┌──
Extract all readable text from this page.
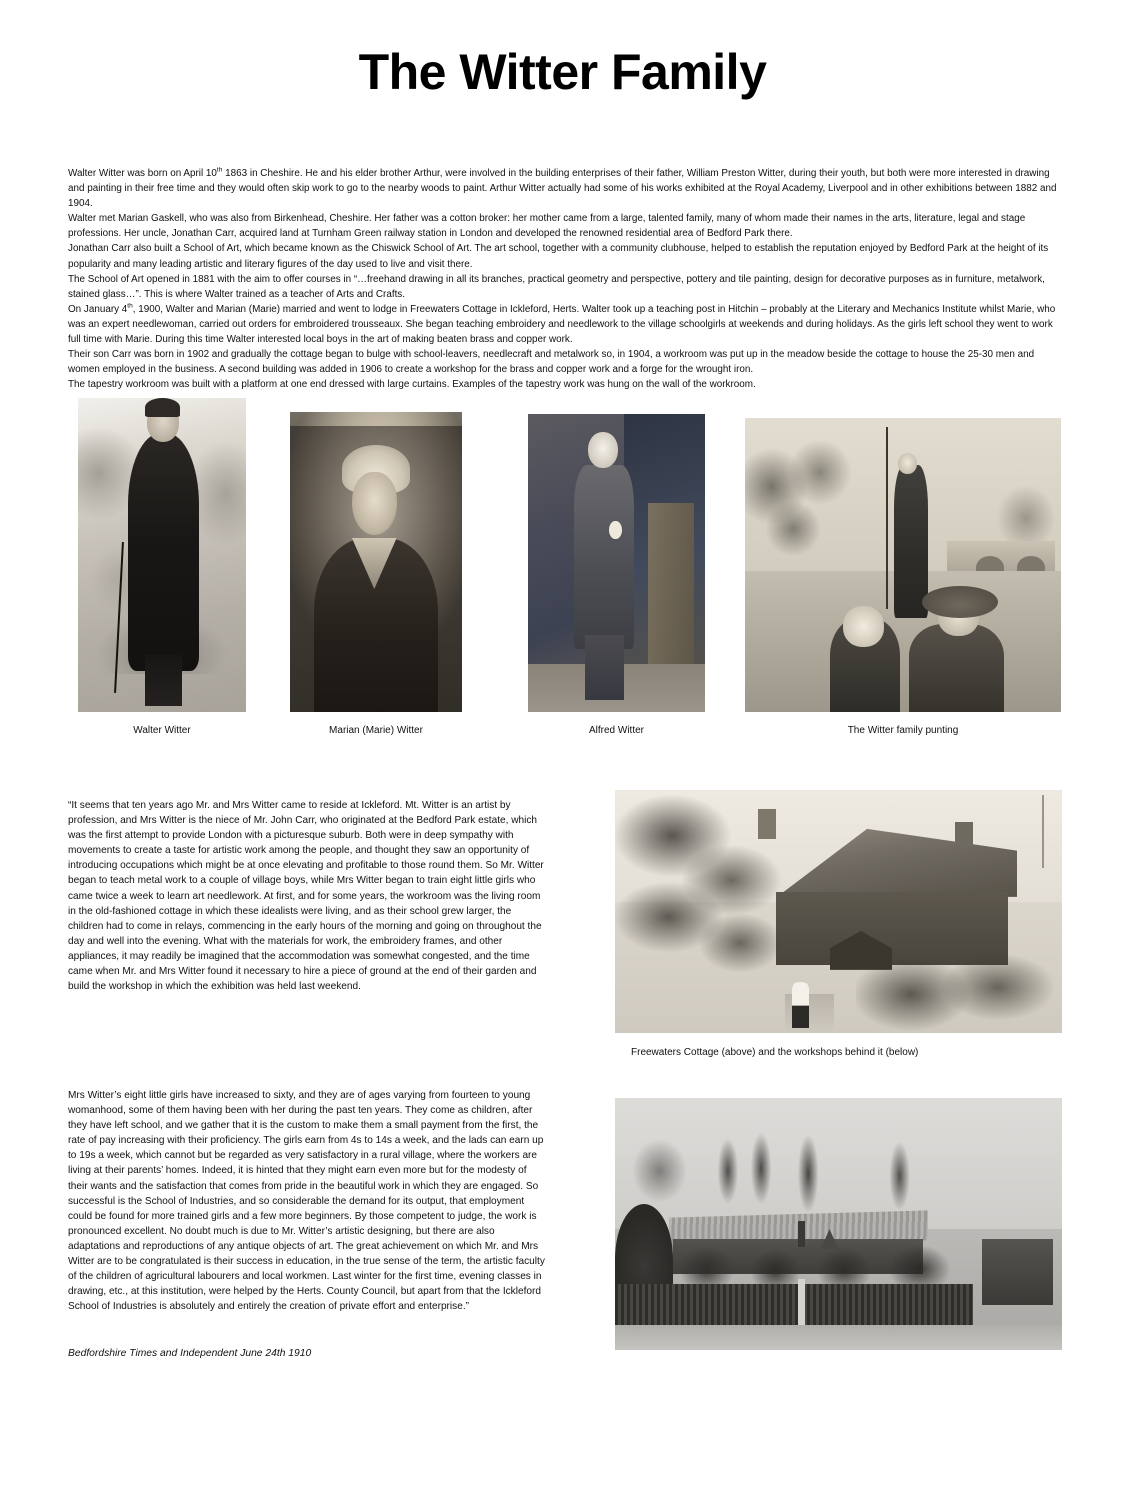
The Witter Family

Walter Witter was born on April 10th 1863 in Cheshire. He and his elder brother Arthur, were involved in the building enterprises of their father, William Preston Witter, during their youth, but both were more interested in drawing and painting in their free time and they would often skip work to go to the nearby woods to paint. Arthur Witter actually had some of his works exhibited at the Royal Academy, Liverpool and in other exhibitions between 1882 and 1904.

Walter met Marian Gaskell, who was also from Birkenhead, Cheshire. Her father was a cotton broker: her mother came from a large, talented family, many of whom made their names in the arts, literature, legal and stage professions. Her uncle, Jonathan Carr, acquired land at Turnham Green railway station in London and developed the renowned residential area of Bedford Park there.

Jonathan Carr also built a School of Art, which became known as the Chiswick School of Art. The art school, together with a community clubhouse, helped to establish the reputation enjoyed by Bedford Park at the height of its popularity and many leading artistic and literary figures of the day used to live and visit there.

The School of Art opened in 1881 with the aim to offer courses in “…freehand drawing in all its branches, practical geometry and perspective, pottery and tile painting, design for decorative purposes as in furniture, metalwork, stained glass…”. This is where Walter trained as a teacher of Arts and Crafts.

On January 4th, 1900, Walter and Marian (Marie) married and went to lodge in Freewaters Cottage in Ickleford, Herts. Walter took up a teaching post in Hitchin – probably at the Literary and Mechanics Institute whilst Marie, who was an expert needlewoman, carried out orders for embroidered trousseaux. She began teaching embroidery and needlework to the village schoolgirls at weekends and during holidays. As the girls left school they went to work full time with Marie. During this time Walter interested local boys in the art of making beaten brass and copper work.

Their son Carr was born in 1902 and gradually the cottage began to bulge with school-leavers, needlecraft and metalwork so, in 1904, a workroom was put up in the meadow beside the cottage to house the 25-30 men and women employed in the business. A second building was added in 1906 to create a workshop for the brass and copper work and a forge for the wrought iron.

The tapestry workroom was built with a platform at one end dressed with large curtains. Examples of the tapestry work was hung on the wall of the workroom.

Walter Witter	Marian (Marie) Witter	Alfred Witter	The Witter family punting

“It seems that ten years ago Mr. and Mrs Witter came to reside at Ickleford. Mt. Witter is an artist by profession, and Mrs Witter is the niece of Mr. John Carr, who originated at the Bedford Park estate, which was the first attempt to provide London with a picturesque suburb. Both were in deep sympathy with movements to create a taste for artistic work among the people, and thought they saw an opportunity of introducing occupations which might be at once elevating and profitable to those round them. So Mr. Witter began to teach metal work to a couple of village boys, while Mrs Witter began to train eight little girls who came twice a week to learn art needlework. At first, and for some years, the workroom was the living room in the old-fashioned cottage in which these idealists were living, and as their school grew larger, the children had to come in relays, commencing in the early hours of the morning and going on throughout the day and well into the evening. What with the materials for work, the embroidery frames, and other appliances, it may readily be imagined that the accommodation was somewhat congested, and the time came when Mr. and Mrs Witter found it necessary to hire a piece of ground at the end of their garden and build the workshop in which the exhibition was held last weekend.

Mrs Witter’s eight little girls have increased to sixty, and they are of ages varying from fourteen to young womanhood, some of them having been with her during the past ten years. They come as children, after they have left school, and we gather that it is the custom to make them a small payment from the first, the rate of pay increasing with their proficiency. The girls earn from 4s to 14s a week, and the lads can earn up to 19s a week, which cannot but be regarded as very satisfactory in a rural village, where the workers are living at their parents’ homes. Indeed, it is hinted that they might earn even more but for the modesty of their wants and the satisfaction that comes from pride in the beautiful work in which they are engaged. So successful is the School of Industries, and so considerable the demand for its output, that employment could be found for more trained girls and a few more beginners. By those competent to judge, the work is pronounced excellent. No doubt much is due to Mr. Witter’s artistic designing, but there are also adaptations and reproductions of any antique objects of art. The great achievement on which Mr. and Mrs Witter are to be congratulated is their success in education, in the true sense of the term, the artistic faculty of the children of agricultural labourers and local workmen. Last winter for the first time, evening classes in drawing, etc., at this institution, were helped by the Herts. County Council, but apart from that the Ickleford School of Industries is absolutely and entirely the creation of private effort and enterprise.”

Bedfordshire Times and Independent June 24th 1910
Freewaters Cottage (above) and the workshops behind it (below)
└──
== What you have to do ==
Each line containing "copper" counts once; state the total number of such lines and nothing else.

== Exercise solution ==
2